THE EXERCISE:
In the listing, from its start through the line containing "rail-item-rss[interactable]: rss bbox=[0, 436, 49, 468]", rename "annotation-box" to "callout-box" and write out those lines again with everything else unchanged.

╭─ RECORDED DATA

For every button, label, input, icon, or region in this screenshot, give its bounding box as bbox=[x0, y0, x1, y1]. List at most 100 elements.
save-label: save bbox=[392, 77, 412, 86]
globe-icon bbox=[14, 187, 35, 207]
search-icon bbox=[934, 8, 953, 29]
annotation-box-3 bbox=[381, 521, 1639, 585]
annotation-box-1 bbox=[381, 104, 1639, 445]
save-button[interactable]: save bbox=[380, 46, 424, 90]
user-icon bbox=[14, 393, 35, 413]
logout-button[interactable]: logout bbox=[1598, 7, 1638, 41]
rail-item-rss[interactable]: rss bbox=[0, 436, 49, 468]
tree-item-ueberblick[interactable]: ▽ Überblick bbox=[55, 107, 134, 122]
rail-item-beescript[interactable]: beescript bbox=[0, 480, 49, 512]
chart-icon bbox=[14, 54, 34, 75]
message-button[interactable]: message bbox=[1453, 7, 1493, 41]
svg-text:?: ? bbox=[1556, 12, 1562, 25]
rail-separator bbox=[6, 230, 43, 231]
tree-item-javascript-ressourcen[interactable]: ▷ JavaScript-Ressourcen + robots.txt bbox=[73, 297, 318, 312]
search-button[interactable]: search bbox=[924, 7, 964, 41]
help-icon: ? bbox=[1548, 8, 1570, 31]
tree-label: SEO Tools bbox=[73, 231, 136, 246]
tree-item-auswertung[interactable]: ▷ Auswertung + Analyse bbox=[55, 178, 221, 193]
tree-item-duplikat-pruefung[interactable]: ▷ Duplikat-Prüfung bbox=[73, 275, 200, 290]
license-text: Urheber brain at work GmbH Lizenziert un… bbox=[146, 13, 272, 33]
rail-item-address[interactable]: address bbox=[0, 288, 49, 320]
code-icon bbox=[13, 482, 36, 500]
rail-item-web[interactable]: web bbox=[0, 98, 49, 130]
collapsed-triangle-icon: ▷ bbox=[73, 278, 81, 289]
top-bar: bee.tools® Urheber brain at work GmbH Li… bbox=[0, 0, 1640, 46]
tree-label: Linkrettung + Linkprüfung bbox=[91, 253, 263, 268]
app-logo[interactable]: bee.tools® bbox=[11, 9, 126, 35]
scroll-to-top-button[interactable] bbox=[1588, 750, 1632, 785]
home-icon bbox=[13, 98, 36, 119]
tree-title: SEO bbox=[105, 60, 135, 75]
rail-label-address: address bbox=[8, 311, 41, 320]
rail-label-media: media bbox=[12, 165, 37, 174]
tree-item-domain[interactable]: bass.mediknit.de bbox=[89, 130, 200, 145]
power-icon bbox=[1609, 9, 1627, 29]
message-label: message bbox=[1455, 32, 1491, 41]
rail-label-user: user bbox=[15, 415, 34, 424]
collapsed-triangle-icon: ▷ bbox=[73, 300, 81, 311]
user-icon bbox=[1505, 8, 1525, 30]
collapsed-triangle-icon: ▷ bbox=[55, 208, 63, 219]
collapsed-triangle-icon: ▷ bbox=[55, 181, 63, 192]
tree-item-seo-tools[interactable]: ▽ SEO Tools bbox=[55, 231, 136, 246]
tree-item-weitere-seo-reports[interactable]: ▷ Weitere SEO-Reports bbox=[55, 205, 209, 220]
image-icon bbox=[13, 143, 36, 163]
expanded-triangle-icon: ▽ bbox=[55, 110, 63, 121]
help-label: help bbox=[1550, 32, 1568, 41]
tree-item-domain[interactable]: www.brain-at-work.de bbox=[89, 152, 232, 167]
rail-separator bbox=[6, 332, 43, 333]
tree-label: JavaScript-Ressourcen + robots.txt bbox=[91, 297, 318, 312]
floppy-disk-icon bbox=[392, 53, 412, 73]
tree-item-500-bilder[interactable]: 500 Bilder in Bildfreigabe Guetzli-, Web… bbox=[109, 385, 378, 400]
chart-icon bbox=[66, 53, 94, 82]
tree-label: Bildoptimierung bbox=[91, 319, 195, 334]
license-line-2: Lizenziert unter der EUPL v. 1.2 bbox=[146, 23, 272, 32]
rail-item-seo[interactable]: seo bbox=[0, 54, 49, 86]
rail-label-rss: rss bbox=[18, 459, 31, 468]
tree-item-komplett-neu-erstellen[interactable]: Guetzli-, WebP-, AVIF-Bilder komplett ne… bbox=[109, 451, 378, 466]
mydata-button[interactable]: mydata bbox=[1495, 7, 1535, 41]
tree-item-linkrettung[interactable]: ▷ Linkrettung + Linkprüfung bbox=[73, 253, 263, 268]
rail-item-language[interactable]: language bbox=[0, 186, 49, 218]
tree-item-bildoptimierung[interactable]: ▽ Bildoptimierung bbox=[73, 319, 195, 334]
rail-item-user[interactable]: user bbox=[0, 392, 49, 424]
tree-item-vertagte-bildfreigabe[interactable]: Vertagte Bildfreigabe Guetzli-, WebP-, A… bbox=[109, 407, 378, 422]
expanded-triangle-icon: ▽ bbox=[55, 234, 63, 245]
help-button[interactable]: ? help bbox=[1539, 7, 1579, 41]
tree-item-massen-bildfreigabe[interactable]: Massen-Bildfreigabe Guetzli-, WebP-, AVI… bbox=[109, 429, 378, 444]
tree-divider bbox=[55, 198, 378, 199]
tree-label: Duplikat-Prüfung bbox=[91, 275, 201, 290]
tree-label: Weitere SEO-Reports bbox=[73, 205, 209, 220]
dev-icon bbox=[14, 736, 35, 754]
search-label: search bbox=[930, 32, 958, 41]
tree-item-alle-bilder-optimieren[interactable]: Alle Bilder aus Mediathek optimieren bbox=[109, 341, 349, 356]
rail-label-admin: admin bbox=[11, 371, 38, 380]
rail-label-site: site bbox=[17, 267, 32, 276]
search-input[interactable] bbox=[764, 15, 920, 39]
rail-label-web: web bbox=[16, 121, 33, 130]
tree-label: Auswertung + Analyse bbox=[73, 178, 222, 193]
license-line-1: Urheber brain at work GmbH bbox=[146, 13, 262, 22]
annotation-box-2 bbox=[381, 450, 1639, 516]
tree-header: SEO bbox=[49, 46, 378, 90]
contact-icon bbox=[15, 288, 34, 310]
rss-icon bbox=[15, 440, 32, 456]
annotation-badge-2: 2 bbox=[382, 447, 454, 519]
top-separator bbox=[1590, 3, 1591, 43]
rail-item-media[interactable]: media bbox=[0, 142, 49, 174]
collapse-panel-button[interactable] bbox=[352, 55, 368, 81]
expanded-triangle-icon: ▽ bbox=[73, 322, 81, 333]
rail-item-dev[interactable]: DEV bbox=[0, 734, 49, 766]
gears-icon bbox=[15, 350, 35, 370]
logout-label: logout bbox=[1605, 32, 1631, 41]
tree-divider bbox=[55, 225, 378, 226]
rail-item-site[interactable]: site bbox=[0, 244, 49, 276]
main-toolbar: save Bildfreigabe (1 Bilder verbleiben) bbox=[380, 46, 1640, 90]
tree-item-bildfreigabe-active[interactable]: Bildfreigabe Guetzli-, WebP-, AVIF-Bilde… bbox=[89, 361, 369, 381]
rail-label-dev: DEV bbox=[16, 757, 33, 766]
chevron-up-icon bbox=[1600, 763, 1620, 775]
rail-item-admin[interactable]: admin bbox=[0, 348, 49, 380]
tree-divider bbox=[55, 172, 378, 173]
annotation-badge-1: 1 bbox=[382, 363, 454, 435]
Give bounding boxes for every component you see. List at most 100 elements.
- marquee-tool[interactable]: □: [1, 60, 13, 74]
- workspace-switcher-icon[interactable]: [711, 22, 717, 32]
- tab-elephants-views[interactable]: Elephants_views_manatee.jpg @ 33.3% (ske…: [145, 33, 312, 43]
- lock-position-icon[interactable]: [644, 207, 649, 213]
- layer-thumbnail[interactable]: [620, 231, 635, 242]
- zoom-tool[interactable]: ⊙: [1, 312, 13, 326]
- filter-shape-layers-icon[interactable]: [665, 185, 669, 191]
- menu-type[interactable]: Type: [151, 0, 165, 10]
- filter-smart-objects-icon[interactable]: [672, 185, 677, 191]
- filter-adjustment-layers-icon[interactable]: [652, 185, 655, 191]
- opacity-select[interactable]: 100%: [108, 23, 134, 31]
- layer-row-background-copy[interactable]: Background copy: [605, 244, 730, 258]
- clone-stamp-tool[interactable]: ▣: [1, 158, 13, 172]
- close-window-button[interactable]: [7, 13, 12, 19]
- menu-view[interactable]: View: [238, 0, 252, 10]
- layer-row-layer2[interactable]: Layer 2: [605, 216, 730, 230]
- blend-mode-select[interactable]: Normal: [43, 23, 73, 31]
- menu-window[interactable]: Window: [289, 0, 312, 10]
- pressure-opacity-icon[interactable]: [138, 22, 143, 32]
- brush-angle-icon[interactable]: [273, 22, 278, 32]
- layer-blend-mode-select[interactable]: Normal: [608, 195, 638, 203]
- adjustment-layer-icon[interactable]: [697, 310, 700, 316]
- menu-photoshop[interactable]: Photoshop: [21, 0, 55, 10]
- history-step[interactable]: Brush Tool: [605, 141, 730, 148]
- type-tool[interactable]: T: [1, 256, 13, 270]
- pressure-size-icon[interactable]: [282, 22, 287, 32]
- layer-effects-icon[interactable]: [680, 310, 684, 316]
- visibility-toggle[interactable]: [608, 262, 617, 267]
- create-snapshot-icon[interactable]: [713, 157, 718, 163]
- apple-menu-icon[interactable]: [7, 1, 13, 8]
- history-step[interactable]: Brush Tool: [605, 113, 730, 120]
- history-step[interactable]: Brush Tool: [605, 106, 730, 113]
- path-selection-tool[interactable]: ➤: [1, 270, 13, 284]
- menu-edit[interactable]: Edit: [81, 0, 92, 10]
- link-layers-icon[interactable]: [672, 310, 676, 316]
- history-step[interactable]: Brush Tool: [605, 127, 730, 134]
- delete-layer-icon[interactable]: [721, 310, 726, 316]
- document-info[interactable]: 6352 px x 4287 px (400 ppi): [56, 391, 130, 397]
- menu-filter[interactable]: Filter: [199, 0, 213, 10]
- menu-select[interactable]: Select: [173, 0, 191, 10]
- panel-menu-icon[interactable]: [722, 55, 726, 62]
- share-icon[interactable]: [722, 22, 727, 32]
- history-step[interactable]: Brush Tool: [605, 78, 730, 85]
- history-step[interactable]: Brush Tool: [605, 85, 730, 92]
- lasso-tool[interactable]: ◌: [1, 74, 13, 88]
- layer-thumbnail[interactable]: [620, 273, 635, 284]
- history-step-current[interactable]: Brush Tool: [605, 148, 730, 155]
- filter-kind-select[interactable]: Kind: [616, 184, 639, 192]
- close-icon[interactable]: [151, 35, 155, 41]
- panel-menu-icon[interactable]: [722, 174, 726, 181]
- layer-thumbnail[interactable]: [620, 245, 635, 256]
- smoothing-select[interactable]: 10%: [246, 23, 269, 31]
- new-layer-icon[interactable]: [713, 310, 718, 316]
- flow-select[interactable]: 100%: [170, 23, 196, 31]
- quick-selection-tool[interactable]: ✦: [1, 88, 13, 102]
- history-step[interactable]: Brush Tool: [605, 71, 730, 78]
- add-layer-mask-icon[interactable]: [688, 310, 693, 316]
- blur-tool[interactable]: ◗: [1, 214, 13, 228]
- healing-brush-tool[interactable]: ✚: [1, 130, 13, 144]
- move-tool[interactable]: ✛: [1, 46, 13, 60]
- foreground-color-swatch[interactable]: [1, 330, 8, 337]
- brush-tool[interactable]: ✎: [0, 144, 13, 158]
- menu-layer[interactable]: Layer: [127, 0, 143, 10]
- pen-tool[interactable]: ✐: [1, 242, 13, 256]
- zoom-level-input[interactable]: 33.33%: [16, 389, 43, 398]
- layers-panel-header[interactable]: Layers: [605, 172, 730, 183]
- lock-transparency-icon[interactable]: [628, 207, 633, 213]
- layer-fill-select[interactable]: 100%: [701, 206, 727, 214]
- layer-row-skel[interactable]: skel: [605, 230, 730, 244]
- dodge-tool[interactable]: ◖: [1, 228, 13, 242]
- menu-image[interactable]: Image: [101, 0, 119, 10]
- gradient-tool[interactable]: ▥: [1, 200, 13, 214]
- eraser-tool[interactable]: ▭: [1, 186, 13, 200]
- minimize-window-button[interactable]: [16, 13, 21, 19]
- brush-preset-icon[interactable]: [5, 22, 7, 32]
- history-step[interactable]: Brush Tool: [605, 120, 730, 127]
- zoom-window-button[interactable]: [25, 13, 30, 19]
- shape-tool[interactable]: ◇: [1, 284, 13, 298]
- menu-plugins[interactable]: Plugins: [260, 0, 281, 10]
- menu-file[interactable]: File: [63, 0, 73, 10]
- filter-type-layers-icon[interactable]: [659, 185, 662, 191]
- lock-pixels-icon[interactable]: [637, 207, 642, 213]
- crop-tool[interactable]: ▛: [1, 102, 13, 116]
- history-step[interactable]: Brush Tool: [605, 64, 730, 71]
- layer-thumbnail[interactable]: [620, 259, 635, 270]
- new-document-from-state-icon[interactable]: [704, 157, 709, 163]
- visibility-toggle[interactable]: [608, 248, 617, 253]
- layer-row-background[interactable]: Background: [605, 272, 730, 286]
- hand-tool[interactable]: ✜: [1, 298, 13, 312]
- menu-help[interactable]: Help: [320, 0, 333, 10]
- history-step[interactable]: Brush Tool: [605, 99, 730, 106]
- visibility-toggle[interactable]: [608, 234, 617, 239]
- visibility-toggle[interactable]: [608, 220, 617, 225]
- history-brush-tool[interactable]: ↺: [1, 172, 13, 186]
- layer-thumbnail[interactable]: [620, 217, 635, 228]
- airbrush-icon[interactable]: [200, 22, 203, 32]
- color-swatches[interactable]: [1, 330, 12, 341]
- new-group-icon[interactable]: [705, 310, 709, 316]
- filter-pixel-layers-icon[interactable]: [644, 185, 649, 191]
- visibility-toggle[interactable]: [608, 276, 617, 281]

╰─

ANSWER TO THIS PROBLEM:
For every button, label, input, icon, or region in this screenshot, give its bounding box as bbox=[x0, y0, x1, y1]. List at most 100 elements.
save-label: save bbox=[392, 77, 412, 86]
globe-icon bbox=[14, 187, 35, 207]
search-icon bbox=[934, 8, 953, 29]
callout-box-3 bbox=[381, 521, 1639, 585]
callout-box-1 bbox=[381, 104, 1639, 445]
save-button[interactable]: save bbox=[380, 46, 424, 90]
user-icon bbox=[14, 393, 35, 413]
logout-button[interactable]: logout bbox=[1598, 7, 1638, 41]
rail-item-rss[interactable]: rss bbox=[0, 436, 49, 468]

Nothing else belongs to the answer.